### WORK INSTRUCTIONS
Establish how many lines in the material include the string "itemname" and report it as a lone number.

[A block of data]
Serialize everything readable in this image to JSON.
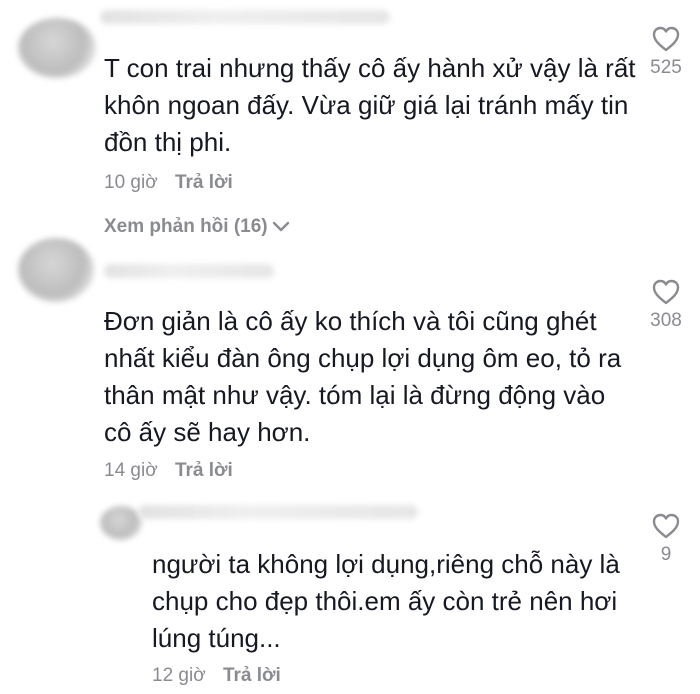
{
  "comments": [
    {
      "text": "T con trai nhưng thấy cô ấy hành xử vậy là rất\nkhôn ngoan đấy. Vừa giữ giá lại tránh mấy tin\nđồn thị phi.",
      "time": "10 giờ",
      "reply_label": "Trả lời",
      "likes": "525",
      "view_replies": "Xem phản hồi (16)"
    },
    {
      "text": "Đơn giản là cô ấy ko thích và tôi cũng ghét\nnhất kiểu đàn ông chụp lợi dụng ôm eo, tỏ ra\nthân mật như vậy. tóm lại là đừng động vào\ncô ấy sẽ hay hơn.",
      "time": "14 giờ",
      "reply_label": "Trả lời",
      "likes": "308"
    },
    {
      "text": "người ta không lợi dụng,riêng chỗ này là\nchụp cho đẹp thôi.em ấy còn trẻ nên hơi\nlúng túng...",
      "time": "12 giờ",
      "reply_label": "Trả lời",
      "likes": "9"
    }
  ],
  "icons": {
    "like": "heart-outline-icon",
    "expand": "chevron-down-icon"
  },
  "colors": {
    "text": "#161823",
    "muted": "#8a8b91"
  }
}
* * *
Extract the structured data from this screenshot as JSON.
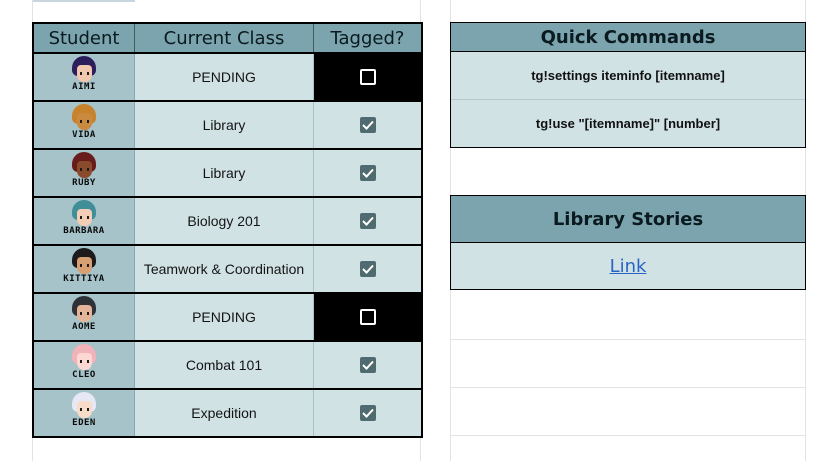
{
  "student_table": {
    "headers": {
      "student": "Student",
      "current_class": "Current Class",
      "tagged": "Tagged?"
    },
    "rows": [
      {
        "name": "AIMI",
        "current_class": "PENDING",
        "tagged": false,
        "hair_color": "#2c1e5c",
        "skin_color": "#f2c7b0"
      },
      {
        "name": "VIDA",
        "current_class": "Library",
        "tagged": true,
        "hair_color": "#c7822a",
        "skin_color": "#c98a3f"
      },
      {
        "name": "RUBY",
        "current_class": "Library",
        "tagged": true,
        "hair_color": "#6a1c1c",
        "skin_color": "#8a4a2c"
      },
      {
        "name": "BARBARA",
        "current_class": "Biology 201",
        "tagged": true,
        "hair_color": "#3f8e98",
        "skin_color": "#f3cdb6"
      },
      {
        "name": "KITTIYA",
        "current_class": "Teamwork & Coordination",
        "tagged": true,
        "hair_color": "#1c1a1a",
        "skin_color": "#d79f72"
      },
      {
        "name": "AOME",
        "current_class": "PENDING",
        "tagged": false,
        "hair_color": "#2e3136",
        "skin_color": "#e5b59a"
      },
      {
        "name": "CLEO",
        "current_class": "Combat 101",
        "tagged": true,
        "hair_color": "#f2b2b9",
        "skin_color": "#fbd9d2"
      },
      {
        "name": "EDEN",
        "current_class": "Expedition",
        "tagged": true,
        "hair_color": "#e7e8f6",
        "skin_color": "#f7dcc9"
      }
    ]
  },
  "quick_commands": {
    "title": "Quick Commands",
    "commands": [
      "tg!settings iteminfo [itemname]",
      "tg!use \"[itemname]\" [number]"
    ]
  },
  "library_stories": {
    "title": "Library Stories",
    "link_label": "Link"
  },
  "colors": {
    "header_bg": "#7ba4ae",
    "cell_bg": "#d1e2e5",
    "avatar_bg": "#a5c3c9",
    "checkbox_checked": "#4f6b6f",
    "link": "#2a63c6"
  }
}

### CORRECT RESULT
2